### Task description:
Return every entry in full, with no alterations.

(Document content entries)

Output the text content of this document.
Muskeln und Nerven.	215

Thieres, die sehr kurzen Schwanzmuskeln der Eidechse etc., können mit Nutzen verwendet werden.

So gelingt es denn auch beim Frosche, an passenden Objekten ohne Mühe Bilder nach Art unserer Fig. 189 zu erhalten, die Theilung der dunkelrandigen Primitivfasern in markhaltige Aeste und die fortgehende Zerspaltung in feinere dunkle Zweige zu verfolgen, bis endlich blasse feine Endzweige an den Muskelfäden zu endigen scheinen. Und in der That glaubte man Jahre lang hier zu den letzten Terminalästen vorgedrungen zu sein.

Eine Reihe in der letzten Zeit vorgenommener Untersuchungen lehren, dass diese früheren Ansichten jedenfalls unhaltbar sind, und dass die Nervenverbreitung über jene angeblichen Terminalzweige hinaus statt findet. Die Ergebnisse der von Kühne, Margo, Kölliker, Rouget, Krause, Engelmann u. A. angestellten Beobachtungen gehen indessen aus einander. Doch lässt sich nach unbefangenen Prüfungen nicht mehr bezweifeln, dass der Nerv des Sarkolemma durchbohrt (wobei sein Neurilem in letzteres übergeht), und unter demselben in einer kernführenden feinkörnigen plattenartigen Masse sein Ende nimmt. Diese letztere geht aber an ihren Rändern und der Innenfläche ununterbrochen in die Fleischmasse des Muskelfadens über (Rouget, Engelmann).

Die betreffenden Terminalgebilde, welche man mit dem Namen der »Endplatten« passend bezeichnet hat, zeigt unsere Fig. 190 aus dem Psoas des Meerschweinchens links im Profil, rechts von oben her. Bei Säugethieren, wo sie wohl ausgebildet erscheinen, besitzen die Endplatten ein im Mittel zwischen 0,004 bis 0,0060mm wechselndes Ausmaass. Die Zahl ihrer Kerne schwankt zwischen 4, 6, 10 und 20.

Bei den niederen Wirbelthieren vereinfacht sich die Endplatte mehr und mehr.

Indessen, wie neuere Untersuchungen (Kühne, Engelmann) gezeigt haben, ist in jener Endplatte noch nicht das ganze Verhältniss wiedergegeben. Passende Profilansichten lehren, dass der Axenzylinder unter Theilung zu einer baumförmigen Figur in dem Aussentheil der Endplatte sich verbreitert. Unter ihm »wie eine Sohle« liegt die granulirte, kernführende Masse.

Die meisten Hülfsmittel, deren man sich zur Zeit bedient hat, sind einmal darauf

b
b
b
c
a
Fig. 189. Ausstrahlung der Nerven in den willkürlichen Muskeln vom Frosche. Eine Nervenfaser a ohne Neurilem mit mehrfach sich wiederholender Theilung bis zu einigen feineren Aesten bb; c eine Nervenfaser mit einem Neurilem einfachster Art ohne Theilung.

### Solution for this task:
Output the text content of this document.
Muskeln und Nerven.	215

Thieres, die sehr kurzen Schwanzmuskeln der Eidechse etc., können mit Nutzen verwendet werden.

So gelingt es denn auch beim Frosche, an passenden Objekten ohne Mühe Bilder nach Art unserer Fig. 189 zu erhalten, die Theilung der dunkelrandigen Primitivfasern in markhaltige Aeste und die fortgehende Zerspaltung in feinere dunkle Zweige zu verfolgen, bis endlich blasse feine Endzweige an den Muskelfäden zu endigen scheinen. Und in der That glaubte man Jahre lang hier zu den letzten Terminalästen vorgedrungen zu sein.

Eine Reihe in der letzten Zeit vorgenommener Untersuchungen lehren, dass diese früheren Ansichten jedenfalls unhaltbar sind, und dass die Nervenverbreitung über jene angeblichen Terminalzweige hinaus statt findet. Die Ergebnisse der von Kühne, Margo, Kölliker, Rouget, Krause, Engelmann u. A. angestellten Beobachtungen gehen indessen aus einander. Doch lässt sich nach unbefangenen Prüfungen nicht mehr bezweifeln, dass der Nerv des Sarkolemma durchbohrt (wobei sein Neurilem in letzteres übergeht), und unter demselben in einer kernführenden feinkörnigen plattenartigen Masse sein Ende nimmt. Diese letztere geht aber an ihren Rändern und der Innenfläche ununterbrochen in die Fleischmasse des Muskelfadens über (Rouget, Engelmann).

Die betreffenden Terminalgebilde, welche man mit dem Namen der »Endplatten« passend bezeichnet hat, zeigt unsere Fig. 190 aus dem Psoas des Meerschweinchens links im Profil, rechts von oben her. Bei Säugethieren, wo sie wohl ausgebildet erscheinen, besitzen die Endplatten ein im Mittel zwischen 0,004 bis 0,0060mm wechselndes Ausmaass. Die Zahl ihrer Kerne schwankt zwischen 4, 6, 10 und 20.

Bei den niederen Wirbelthieren vereinfacht sich die Endplatte mehr und mehr.

Indessen, wie neuere Untersuchungen (Kühne, Engelmann) gezeigt haben, ist in jener Endplatte noch nicht das ganze Verhältniss wiedergegeben. Passende Profilansichten lehren, dass der Axenzylinder unter Theilung zu einer baumförmigen Figur in dem Aussentheil der Endplatte sich verbreitert. Unter ihm »wie eine Sohle« liegt die granulirte, kernführende Masse.

Die meisten Hülfsmittel, deren man sich zur Zeit bedient hat, sind einmal darauf

b
b
b
c
a
Fig. 189. Ausstrahlung der Nerven in den willkürlichen Muskeln vom Frosche. Eine Nervenfaser a ohne Neurilem mit mehrfach sich wiederholender Theilung bis zu einigen feineren Aesten bb; c eine Nervenfaser mit einem Neurilem einfachster Art ohne Theilung.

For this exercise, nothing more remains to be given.